Dataset items:
* * * * * * *
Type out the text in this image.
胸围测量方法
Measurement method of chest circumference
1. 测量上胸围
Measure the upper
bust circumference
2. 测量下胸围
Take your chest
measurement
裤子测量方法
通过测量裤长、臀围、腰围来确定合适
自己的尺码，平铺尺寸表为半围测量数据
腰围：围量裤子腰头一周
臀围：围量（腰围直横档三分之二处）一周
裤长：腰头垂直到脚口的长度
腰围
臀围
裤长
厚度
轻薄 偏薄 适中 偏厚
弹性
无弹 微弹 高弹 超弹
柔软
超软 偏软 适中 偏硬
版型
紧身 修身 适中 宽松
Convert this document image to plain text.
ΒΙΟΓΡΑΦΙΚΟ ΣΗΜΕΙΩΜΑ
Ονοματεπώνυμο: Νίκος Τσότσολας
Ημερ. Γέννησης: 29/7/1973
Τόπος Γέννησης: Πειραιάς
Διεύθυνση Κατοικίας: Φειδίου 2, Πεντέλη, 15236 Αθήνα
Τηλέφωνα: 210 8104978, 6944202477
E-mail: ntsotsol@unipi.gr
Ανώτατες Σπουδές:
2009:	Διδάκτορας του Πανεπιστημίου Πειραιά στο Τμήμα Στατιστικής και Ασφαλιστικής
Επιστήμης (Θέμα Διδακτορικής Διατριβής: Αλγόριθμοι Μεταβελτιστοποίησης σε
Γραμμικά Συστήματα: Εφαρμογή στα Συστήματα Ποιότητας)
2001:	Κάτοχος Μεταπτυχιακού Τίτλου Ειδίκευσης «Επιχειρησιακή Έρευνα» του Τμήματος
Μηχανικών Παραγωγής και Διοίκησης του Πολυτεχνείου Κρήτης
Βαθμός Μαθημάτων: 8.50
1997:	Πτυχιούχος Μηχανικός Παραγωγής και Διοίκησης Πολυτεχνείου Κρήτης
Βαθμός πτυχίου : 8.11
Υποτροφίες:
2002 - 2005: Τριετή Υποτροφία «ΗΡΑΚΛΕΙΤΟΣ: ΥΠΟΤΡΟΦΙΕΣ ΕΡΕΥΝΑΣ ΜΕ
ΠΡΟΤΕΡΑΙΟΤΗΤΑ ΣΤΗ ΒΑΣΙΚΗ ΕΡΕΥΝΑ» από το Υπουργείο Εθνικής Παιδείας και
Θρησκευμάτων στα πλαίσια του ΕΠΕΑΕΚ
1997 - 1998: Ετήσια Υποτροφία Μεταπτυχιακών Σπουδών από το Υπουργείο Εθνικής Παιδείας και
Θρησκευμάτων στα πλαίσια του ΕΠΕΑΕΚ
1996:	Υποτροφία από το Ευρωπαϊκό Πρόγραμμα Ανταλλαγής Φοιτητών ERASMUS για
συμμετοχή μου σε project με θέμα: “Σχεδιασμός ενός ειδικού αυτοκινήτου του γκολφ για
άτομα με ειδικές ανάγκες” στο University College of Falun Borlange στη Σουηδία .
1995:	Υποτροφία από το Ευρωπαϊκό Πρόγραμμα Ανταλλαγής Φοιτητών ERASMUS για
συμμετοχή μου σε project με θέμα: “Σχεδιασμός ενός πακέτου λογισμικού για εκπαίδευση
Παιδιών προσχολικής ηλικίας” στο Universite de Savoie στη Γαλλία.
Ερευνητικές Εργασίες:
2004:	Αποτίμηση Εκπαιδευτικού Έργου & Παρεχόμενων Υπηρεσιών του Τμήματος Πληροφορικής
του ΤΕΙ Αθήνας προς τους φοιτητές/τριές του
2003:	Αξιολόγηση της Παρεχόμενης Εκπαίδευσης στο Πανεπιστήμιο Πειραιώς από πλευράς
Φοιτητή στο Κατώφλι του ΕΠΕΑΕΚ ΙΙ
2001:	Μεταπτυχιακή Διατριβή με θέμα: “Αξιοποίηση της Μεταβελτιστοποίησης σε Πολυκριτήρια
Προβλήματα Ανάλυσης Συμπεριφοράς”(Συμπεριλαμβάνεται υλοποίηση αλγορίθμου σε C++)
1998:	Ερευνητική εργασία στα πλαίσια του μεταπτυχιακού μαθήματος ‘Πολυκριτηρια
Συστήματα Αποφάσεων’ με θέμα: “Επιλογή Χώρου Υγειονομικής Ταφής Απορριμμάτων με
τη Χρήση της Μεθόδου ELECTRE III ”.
* * * * * * *
== What is needed ==
Write the listing out again, exactly as it reads.

== Problem solution ==
Type out the text in this image.
胸围测量方法
Measurement method of chest circumference
1. 测量上胸围
Measure the upper
bust circumference
2. 测量下胸围
Take your chest
measurement
裤子测量方法
通过测量裤长、臀围、腰围来确定合适
自己的尺码，平铺尺寸表为半围测量数据
腰围：围量裤子腰头一周
臀围：围量（腰围直横档三分之二处）一周
裤长：腰头垂直到脚口的长度
腰围
臀围
裤长
厚度
轻薄 偏薄 适中 偏厚
弹性
无弹 微弹 高弹 超弹
柔软
超软 偏软 适中 偏硬
版型
紧身 修身 适中 宽松
Convert this document image to plain text.
ΒΙΟΓΡΑΦΙΚΟ ΣΗΜΕΙΩΜΑ
Ονοματεπώνυμο: Νίκος Τσότσολας
Ημερ. Γέννησης: 29/7/1973
Τόπος Γέννησης: Πειραιάς
Διεύθυνση Κατοικίας: Φειδίου 2, Πεντέλη, 15236 Αθήνα
Τηλέφωνα: 210 8104978, 6944202477
E-mail: ntsotsol@unipi.gr
Ανώτατες Σπουδές:
2009:	Διδάκτορας του Πανεπιστημίου Πειραιά στο Τμήμα Στατιστικής και Ασφαλιστικής
Επιστήμης (Θέμα Διδακτορικής Διατριβής: Αλγόριθμοι Μεταβελτιστοποίησης σε
Γραμμικά Συστήματα: Εφαρμογή στα Συστήματα Ποιότητας)
2001:	Κάτοχος Μεταπτυχιακού Τίτλου Ειδίκευσης «Επιχειρησιακή Έρευνα» του Τμήματος
Μηχανικών Παραγωγής και Διοίκησης του Πολυτεχνείου Κρήτης
Βαθμός Μαθημάτων: 8.50
1997:	Πτυχιούχος Μηχανικός Παραγωγής και Διοίκησης Πολυτεχνείου Κρήτης
Βαθμός πτυχίου : 8.11
Υποτροφίες:
2002 - 2005: Τριετή Υποτροφία «ΗΡΑΚΛΕΙΤΟΣ: ΥΠΟΤΡΟΦΙΕΣ ΕΡΕΥΝΑΣ ΜΕ
ΠΡΟΤΕΡΑΙΟΤΗΤΑ ΣΤΗ ΒΑΣΙΚΗ ΕΡΕΥΝΑ» από το Υπουργείο Εθνικής Παιδείας και
Θρησκευμάτων στα πλαίσια του ΕΠΕΑΕΚ
1997 - 1998: Ετήσια Υποτροφία Μεταπτυχιακών Σπουδών από το Υπουργείο Εθνικής Παιδείας και
Θρησκευμάτων στα πλαίσια του ΕΠΕΑΕΚ
1996:	Υποτροφία από το Ευρωπαϊκό Πρόγραμμα Ανταλλαγής Φοιτητών ERASMUS για
συμμετοχή μου σε project με θέμα: “Σχεδιασμός ενός ειδικού αυτοκινήτου του γκολφ για
άτομα με ειδικές ανάγκες” στο University College of Falun Borlange στη Σουηδία .
1995:	Υποτροφία από το Ευρωπαϊκό Πρόγραμμα Ανταλλαγής Φοιτητών ERASMUS για
συμμετοχή μου σε project με θέμα: “Σχεδιασμός ενός πακέτου λογισμικού για εκπαίδευση
Παιδιών προσχολικής ηλικίας” στο Universite de Savoie στη Γαλλία.
Ερευνητικές Εργασίες:
2004:	Αποτίμηση Εκπαιδευτικού Έργου & Παρεχόμενων Υπηρεσιών του Τμήματος Πληροφορικής
του ΤΕΙ Αθήνας προς τους φοιτητές/τριές του
2003:	Αξιολόγηση της Παρεχόμενης Εκπαίδευσης στο Πανεπιστήμιο Πειραιώς από πλευράς
Φοιτητή στο Κατώφλι του ΕΠΕΑΕΚ ΙΙ
2001:	Μεταπτυχιακή Διατριβή με θέμα: “Αξιοποίηση της Μεταβελτιστοποίησης σε Πολυκριτήρια
Προβλήματα Ανάλυσης Συμπεριφοράς”(Συμπεριλαμβάνεται υλοποίηση αλγορίθμου σε C++)
1998:	Ερευνητική εργασία στα πλαίσια του μεταπτυχιακού μαθήματος ‘Πολυκριτηρια
Συστήματα Αποφάσεων’ με θέμα: “Επιλογή Χώρου Υγειονομικής Ταφής Απορριμμάτων με
τη Χρήση της Μεθόδου ELECTRE III ”.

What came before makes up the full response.